### TO DO
Your task is to copy the material exactly.
-- start of EXCERPTED DATA --
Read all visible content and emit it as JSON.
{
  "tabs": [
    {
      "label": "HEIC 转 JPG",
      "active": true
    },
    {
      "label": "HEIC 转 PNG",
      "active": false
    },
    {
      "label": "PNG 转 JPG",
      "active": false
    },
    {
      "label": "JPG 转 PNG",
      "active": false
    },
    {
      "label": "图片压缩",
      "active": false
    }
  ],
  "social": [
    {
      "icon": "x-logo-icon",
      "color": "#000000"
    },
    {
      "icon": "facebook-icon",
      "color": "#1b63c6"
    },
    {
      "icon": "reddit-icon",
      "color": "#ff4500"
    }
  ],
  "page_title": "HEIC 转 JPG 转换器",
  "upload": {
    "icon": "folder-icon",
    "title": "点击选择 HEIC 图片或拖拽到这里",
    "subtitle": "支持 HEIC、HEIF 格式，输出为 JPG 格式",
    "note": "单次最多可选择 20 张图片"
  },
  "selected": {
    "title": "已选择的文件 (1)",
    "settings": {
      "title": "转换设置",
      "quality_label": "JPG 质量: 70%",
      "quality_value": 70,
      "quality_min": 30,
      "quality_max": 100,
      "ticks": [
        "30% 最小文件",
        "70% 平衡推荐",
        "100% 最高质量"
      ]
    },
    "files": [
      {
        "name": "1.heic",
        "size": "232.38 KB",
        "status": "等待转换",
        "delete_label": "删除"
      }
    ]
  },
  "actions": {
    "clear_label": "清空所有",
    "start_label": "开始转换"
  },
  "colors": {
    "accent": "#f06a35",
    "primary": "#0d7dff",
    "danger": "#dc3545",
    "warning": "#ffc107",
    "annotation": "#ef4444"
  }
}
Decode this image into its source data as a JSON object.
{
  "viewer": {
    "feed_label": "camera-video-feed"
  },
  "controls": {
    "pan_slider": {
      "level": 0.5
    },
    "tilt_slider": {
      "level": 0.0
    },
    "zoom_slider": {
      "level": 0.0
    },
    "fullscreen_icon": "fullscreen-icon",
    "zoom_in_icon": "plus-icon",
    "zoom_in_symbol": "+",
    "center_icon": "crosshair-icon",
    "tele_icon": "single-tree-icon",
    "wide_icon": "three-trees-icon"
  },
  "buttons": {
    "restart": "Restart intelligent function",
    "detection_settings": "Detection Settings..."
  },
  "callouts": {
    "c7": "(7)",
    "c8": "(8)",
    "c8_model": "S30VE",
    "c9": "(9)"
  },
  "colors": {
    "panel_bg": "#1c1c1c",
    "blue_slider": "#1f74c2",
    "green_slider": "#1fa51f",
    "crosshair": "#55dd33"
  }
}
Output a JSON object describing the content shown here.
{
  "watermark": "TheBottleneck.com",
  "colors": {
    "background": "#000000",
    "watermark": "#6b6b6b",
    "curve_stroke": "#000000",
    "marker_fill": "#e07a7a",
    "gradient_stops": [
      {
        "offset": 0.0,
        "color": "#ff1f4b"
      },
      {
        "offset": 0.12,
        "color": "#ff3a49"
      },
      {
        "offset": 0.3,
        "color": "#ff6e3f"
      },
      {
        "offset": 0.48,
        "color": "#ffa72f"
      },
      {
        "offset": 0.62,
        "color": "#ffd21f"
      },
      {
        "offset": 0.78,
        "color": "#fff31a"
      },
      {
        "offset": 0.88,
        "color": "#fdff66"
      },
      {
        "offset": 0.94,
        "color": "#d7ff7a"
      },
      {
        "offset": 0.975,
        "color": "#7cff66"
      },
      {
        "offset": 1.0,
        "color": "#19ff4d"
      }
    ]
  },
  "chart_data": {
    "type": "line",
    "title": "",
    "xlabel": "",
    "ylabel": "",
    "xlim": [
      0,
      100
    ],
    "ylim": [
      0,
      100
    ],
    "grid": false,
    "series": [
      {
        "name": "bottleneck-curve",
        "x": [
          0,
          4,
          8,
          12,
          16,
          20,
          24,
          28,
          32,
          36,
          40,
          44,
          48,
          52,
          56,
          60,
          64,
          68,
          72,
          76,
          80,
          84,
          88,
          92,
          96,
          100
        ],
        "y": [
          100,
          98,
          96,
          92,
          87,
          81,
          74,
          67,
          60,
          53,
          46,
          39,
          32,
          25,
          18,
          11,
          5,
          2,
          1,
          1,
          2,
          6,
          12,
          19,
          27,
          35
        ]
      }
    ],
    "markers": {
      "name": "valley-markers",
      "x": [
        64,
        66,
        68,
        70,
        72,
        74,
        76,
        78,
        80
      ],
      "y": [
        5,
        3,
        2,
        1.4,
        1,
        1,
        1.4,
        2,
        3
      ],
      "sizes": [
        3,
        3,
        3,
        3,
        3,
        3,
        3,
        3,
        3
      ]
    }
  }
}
-- end of EXCERPTED DATA --
### RESPONSE FOR THIS EXERCISE
Read all visible content and emit it as JSON.
{
  "tabs": [
    {
      "label": "HEIC 转 JPG",
      "active": true
    },
    {
      "label": "HEIC 转 PNG",
      "active": false
    },
    {
      "label": "PNG 转 JPG",
      "active": false
    },
    {
      "label": "JPG 转 PNG",
      "active": false
    },
    {
      "label": "图片压缩",
      "active": false
    }
  ],
  "social": [
    {
      "icon": "x-logo-icon",
      "color": "#000000"
    },
    {
      "icon": "facebook-icon",
      "color": "#1b63c6"
    },
    {
      "icon": "reddit-icon",
      "color": "#ff4500"
    }
  ],
  "page_title": "HEIC 转 JPG 转换器",
  "upload": {
    "icon": "folder-icon",
    "title": "点击选择 HEIC 图片或拖拽到这里",
    "subtitle": "支持 HEIC、HEIF 格式，输出为 JPG 格式",
    "note": "单次最多可选择 20 张图片"
  },
  "selected": {
    "title": "已选择的文件 (1)",
    "settings": {
      "title": "转换设置",
      "quality_label": "JPG 质量: 70%",
      "quality_value": 70,
      "quality_min": 30,
      "quality_max": 100,
      "ticks": [
        "30% 最小文件",
        "70% 平衡推荐",
        "100% 最高质量"
      ]
    },
    "files": [
      {
        "name": "1.heic",
        "size": "232.38 KB",
        "status": "等待转换",
        "delete_label": "删除"
      }
    ]
  },
  "actions": {
    "clear_label": "清空所有",
    "start_label": "开始转换"
  },
  "colors": {
    "accent": "#f06a35",
    "primary": "#0d7dff",
    "danger": "#dc3545",
    "warning": "#ffc107",
    "annotation": "#ef4444"
  }
}
Decode this image into its source data as a JSON object.
{
  "viewer": {
    "feed_label": "camera-video-feed"
  },
  "controls": {
    "pan_slider": {
      "level": 0.5
    },
    "tilt_slider": {
      "level": 0.0
    },
    "zoom_slider": {
      "level": 0.0
    },
    "fullscreen_icon": "fullscreen-icon",
    "zoom_in_icon": "plus-icon",
    "zoom_in_symbol": "+",
    "center_icon": "crosshair-icon",
    "tele_icon": "single-tree-icon",
    "wide_icon": "three-trees-icon"
  },
  "buttons": {
    "restart": "Restart intelligent function",
    "detection_settings": "Detection Settings..."
  },
  "callouts": {
    "c7": "(7)",
    "c8": "(8)",
    "c8_model": "S30VE",
    "c9": "(9)"
  },
  "colors": {
    "panel_bg": "#1c1c1c",
    "blue_slider": "#1f74c2",
    "green_slider": "#1fa51f",
    "crosshair": "#55dd33"
  }
}
Output a JSON object describing the content shown here.
{
  "watermark": "TheBottleneck.com",
  "colors": {
    "background": "#000000",
    "watermark": "#6b6b6b",
    "curve_stroke": "#000000",
    "marker_fill": "#e07a7a",
    "gradient_stops": [
      {
        "offset": 0.0,
        "color": "#ff1f4b"
      },
      {
        "offset": 0.12,
        "color": "#ff3a49"
      },
      {
        "offset": 0.3,
        "color": "#ff6e3f"
      },
      {
        "offset": 0.48,
        "color": "#ffa72f"
      },
      {
        "offset": 0.62,
        "color": "#ffd21f"
      },
      {
        "offset": 0.78,
        "color": "#fff31a"
      },
      {
        "offset": 0.88,
        "color": "#fdff66"
      },
      {
        "offset": 0.94,
        "color": "#d7ff7a"
      },
      {
        "offset": 0.975,
        "color": "#7cff66"
      },
      {
        "offset": 1.0,
        "color": "#19ff4d"
      }
    ]
  },
  "chart_data": {
    "type": "line",
    "title": "",
    "xlabel": "",
    "ylabel": "",
    "xlim": [
      0,
      100
    ],
    "ylim": [
      0,
      100
    ],
    "grid": false,
    "series": [
      {
        "name": "bottleneck-curve",
        "x": [
          0,
          4,
          8,
          12,
          16,
          20,
          24,
          28,
          32,
          36,
          40,
          44,
          48,
          52,
          56,
          60,
          64,
          68,
          72,
          76,
          80,
          84,
          88,
          92,
          96,
          100
        ],
        "y": [
          100,
          98,
          96,
          92,
          87,
          81,
          74,
          67,
          60,
          53,
          46,
          39,
          32,
          25,
          18,
          11,
          5,
          2,
          1,
          1,
          2,
          6,
          12,
          19,
          27,
          35
        ]
      }
    ],
    "markers": {
      "name": "valley-markers",
      "x": [
        64,
        66,
        68,
        70,
        72,
        74,
        76,
        78,
        80
      ],
      "y": [
        5,
        3,
        2,
        1.4,
        1,
        1,
        1.4,
        2,
        3
      ],
      "sizes": [
        3,
        3,
        3,
        3,
        3,
        3,
        3,
        3,
        3
      ]
    }
  }
}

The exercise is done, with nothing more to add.